• _WHAT IS REQUIRED_
Output the material below unchanged, apart from leaving out the pictures.

Dataset records:

------------------------

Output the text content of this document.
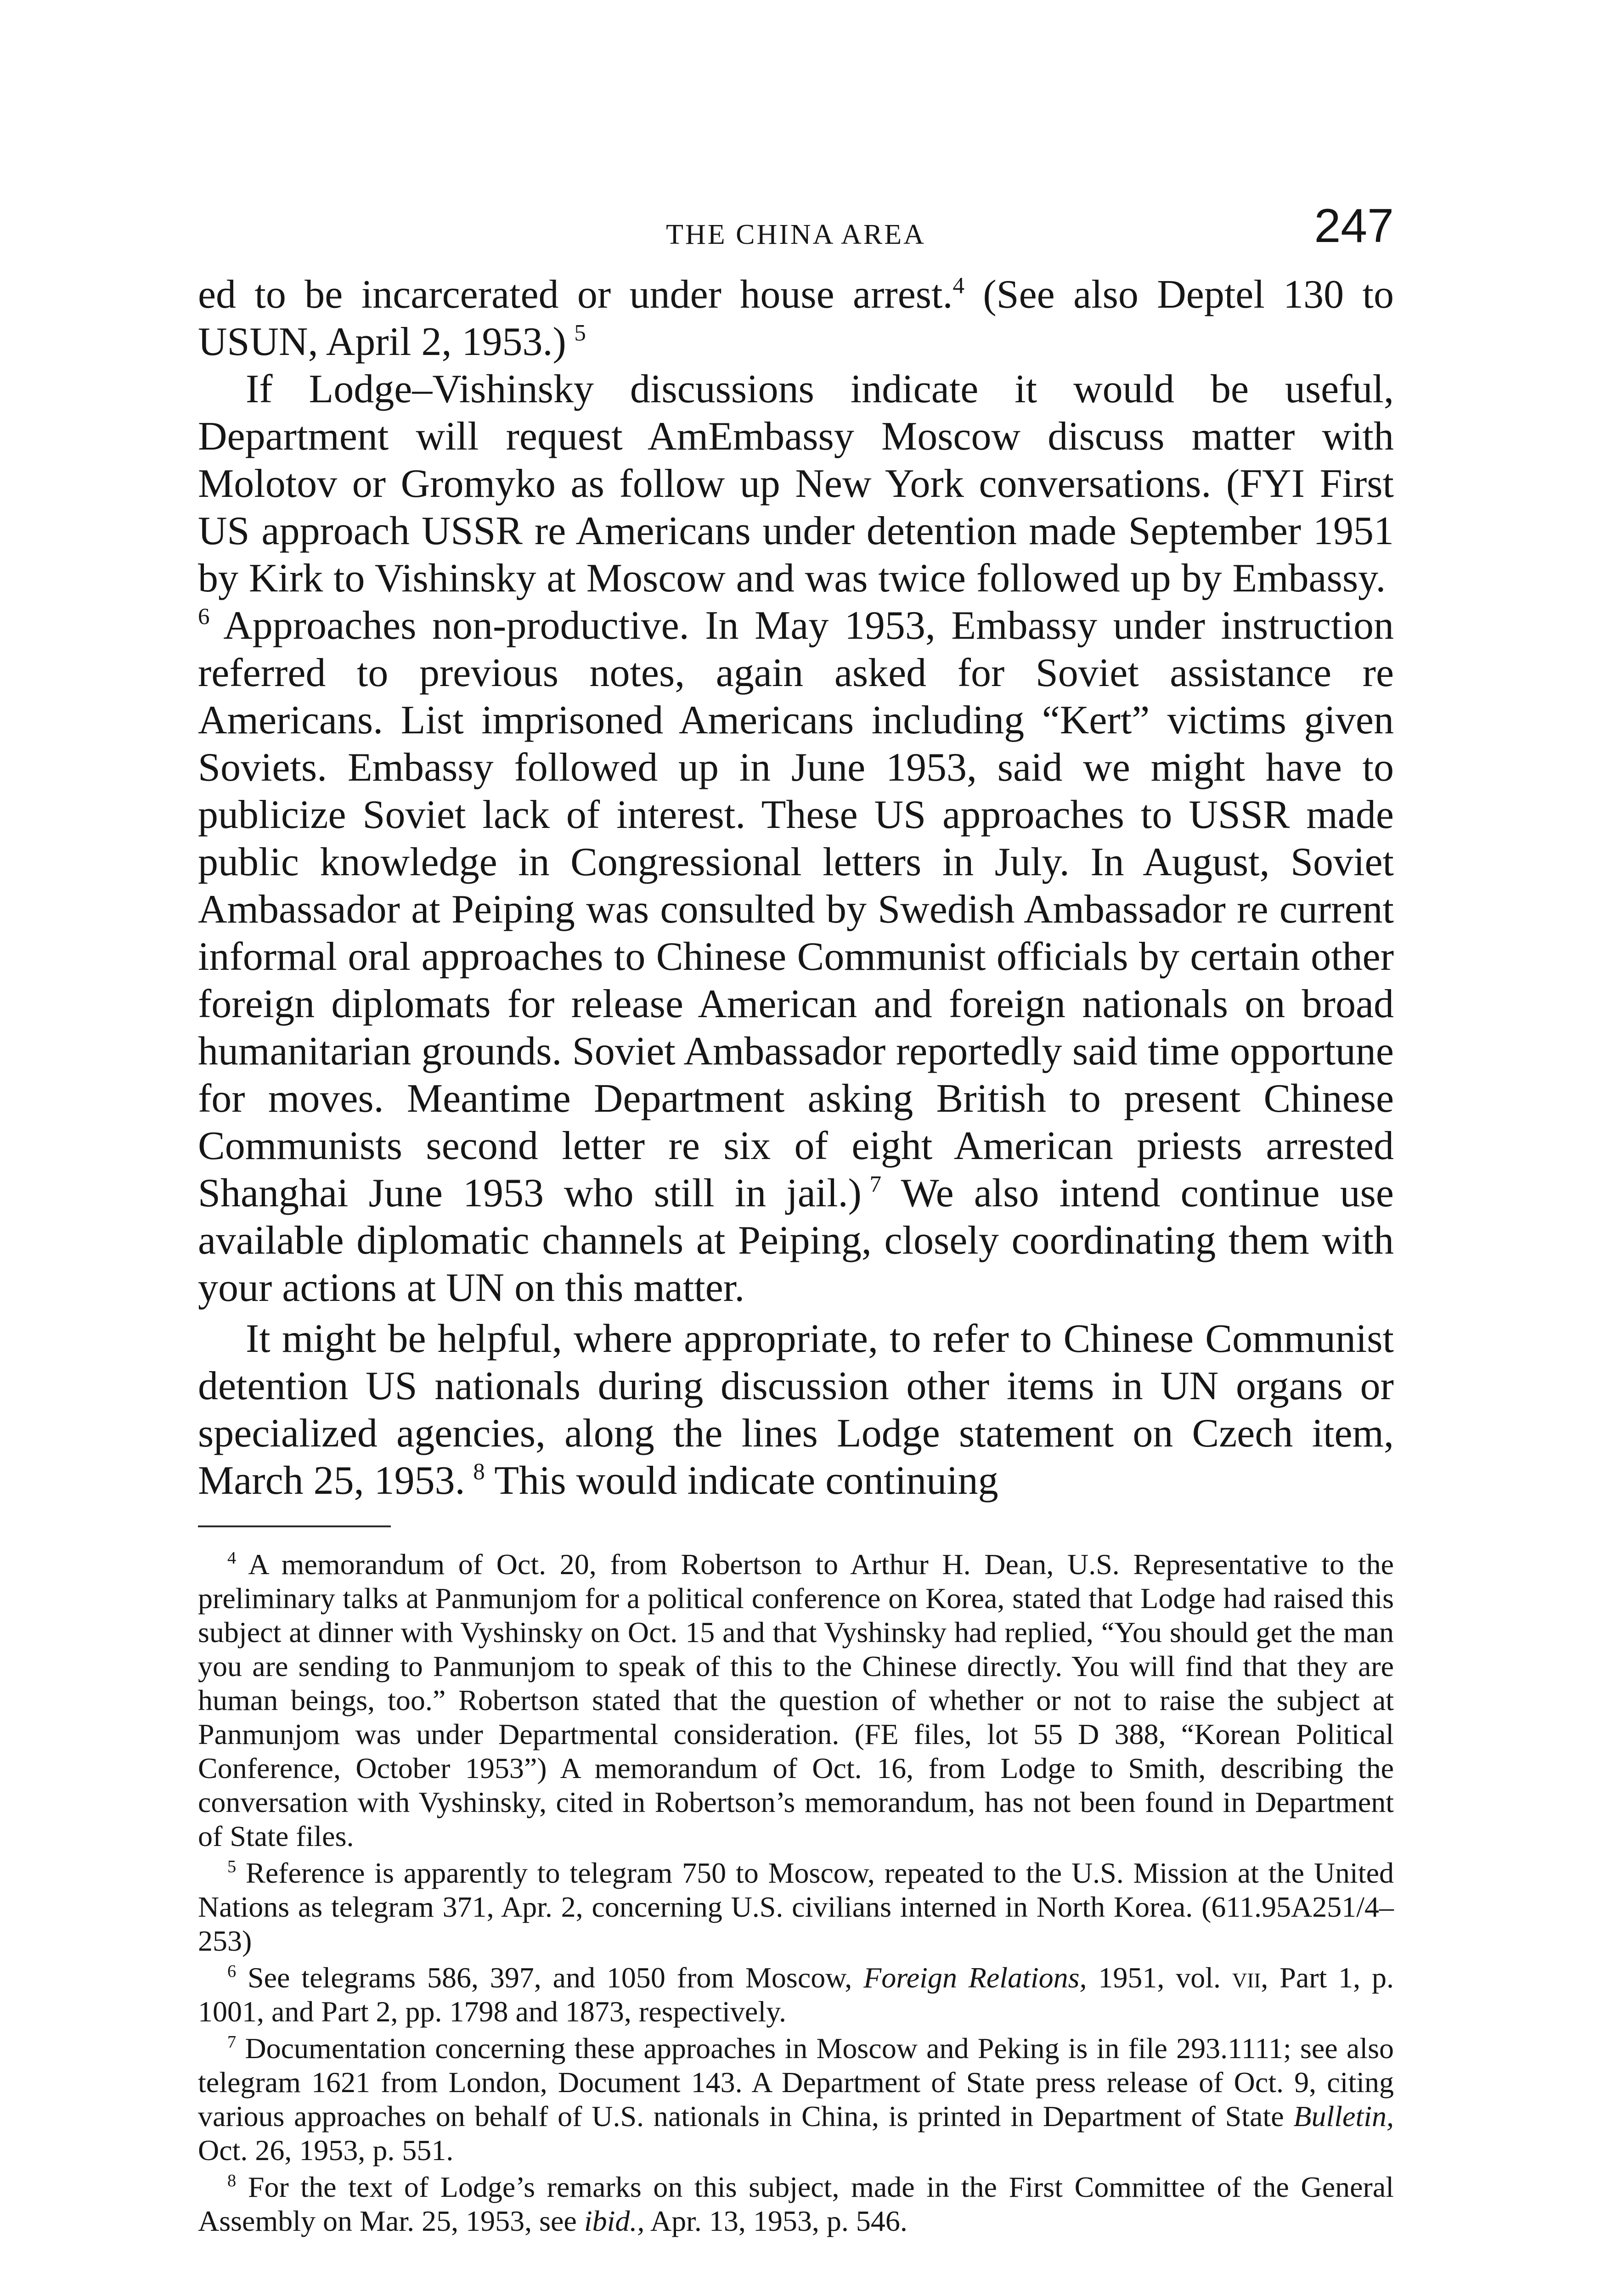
THE CHINA AREA	247

ed to be incarcerated or under house arrest.$^4$ (See also Deptel 130 to USUN, April 2, 1953.)  $^5$

If Lodge–Vishinsky discussions indicate it would be useful, Department will request AmEmbassy Moscow discuss matter with Molotov or Gromyko as follow up New York conversations. (FYI First US approach USSR re Americans under detention made September 1951 by Kirk to Vishinsky at Moscow and was twice followed up by Embassy. $^6$ Approaches non-productive. In May 1953, Embassy under instruction referred to previous notes, again asked for Soviet assistance re Americans. List imprisoned Americans including “Kert” victims given Soviets. Embassy followed up in June 1953, said we might have to publicize Soviet lack of interest. These US approaches to USSR made public knowledge in Congressional letters in July. In August, Soviet Ambassador at Peiping was consulted by Swedish Ambassador re current informal oral approaches to Chinese Communist officials by certain other foreign diplomats for release American and foreign nationals on broad humanitarian grounds. Soviet Ambassador reportedly said time opportune for moves. Meantime Department asking British to present Chinese Communists second letter re six of eight American priests arrested Shanghai June 1953 who still in jail.)  $^7$ We also intend continue use available diplomatic channels at Peiping, closely coordinating them with your actions at UN on this matter.

It might be helpful, where appropriate, to refer to Chinese Communist detention US nationals during discussion other items in UN organs or specialized agencies, along the lines Lodge statement on Czech item, March 25, 1953.  $^8$ This would indicate continuing

$^4$ A memorandum of Oct. 20, from Robertson to Arthur H. Dean, U.S. Representative to the preliminary talks at Panmunjom for a political conference on Korea, stated that Lodge had raised this subject at dinner with Vyshinsky on Oct. 15 and that Vyshinsky had replied, “You should get the man you are sending to Panmunjom to speak of this to the Chinese directly. You will find that they are human beings, too.” Robertson stated that the question of whether or not to raise the subject at Panmunjom was under Departmental consideration. (FE files, lot 55 D 388, “Korean Political Conference, October 1953”) A memorandum of Oct. 16, from Lodge to Smith, describing the conversation with Vyshinsky, cited in Robertson’s memorandum, has not been found in Department of State files.

$^5$ Reference is apparently to telegram 750 to Moscow, repeated to the U.S. Mission at the United Nations as telegram 371, Apr. 2, concerning U.S. civilians interned in North Korea. (611.95A251/4–253)

$^6$ See telegrams 586, 397, and 1050 from Moscow, Foreign Relations, 1951, vol. vii, Part 1, p. 1001, and Part 2, pp. 1798 and 1873, respectively.

$^7$ Documentation concerning these approaches in Moscow and Peking is in file 293.1111; see also telegram 1621 from London, Document 143. A Department of State press release of Oct. 9, citing various approaches on behalf of U.S. nationals in China, is printed in Department of State Bulletin, Oct. 26, 1953, p. 551.

$^8$ For the text of Lodge’s remarks on this subject, made in the First Committee of the General Assembly on Mar. 25, 1953, see ibid., Apr. 13, 1953, p. 546.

------------------------

• _FULL SOLUTION_
Output the text content of this document.
THE CHINA AREA	247

ed to be incarcerated or under house arrest.$^4$ (See also Deptel 130 to USUN, April 2, 1953.)  $^5$

If Lodge–Vishinsky discussions indicate it would be useful, Department will request AmEmbassy Moscow discuss matter with Molotov or Gromyko as follow up New York conversations. (FYI First US approach USSR re Americans under detention made September 1951 by Kirk to Vishinsky at Moscow and was twice followed up by Embassy. $^6$ Approaches non-productive. In May 1953, Embassy under instruction referred to previous notes, again asked for Soviet assistance re Americans. List imprisoned Americans including “Kert” victims given Soviets. Embassy followed up in June 1953, said we might have to publicize Soviet lack of interest. These US approaches to USSR made public knowledge in Congressional letters in July. In August, Soviet Ambassador at Peiping was consulted by Swedish Ambassador re current informal oral approaches to Chinese Communist officials by certain other foreign diplomats for release American and foreign nationals on broad humanitarian grounds. Soviet Ambassador reportedly said time opportune for moves. Meantime Department asking British to present Chinese Communists second letter re six of eight American priests arrested Shanghai June 1953 who still in jail.)  $^7$ We also intend continue use available diplomatic channels at Peiping, closely coordinating them with your actions at UN on this matter.

It might be helpful, where appropriate, to refer to Chinese Communist detention US nationals during discussion other items in UN organs or specialized agencies, along the lines Lodge statement on Czech item, March 25, 1953.  $^8$ This would indicate continuing

$^4$ A memorandum of Oct. 20, from Robertson to Arthur H. Dean, U.S. Representative to the preliminary talks at Panmunjom for a political conference on Korea, stated that Lodge had raised this subject at dinner with Vyshinsky on Oct. 15 and that Vyshinsky had replied, “You should get the man you are sending to Panmunjom to speak of this to the Chinese directly. You will find that they are human beings, too.” Robertson stated that the question of whether or not to raise the subject at Panmunjom was under Departmental consideration. (FE files, lot 55 D 388, “Korean Political Conference, October 1953”) A memorandum of Oct. 16, from Lodge to Smith, describing the conversation with Vyshinsky, cited in Robertson’s memorandum, has not been found in Department of State files.

$^5$ Reference is apparently to telegram 750 to Moscow, repeated to the U.S. Mission at the United Nations as telegram 371, Apr. 2, concerning U.S. civilians interned in North Korea. (611.95A251/4–253)

$^6$ See telegrams 586, 397, and 1050 from Moscow, Foreign Relations, 1951, vol. vii, Part 1, p. 1001, and Part 2, pp. 1798 and 1873, respectively.

$^7$ Documentation concerning these approaches in Moscow and Peking is in file 293.1111; see also telegram 1621 from London, Document 143. A Department of State press release of Oct. 9, citing various approaches on behalf of U.S. nationals in China, is printed in Department of State Bulletin, Oct. 26, 1953, p. 551.

$^8$ For the text of Lodge’s remarks on this subject, made in the First Committee of the General Assembly on Mar. 25, 1953, see ibid., Apr. 13, 1953, p. 546.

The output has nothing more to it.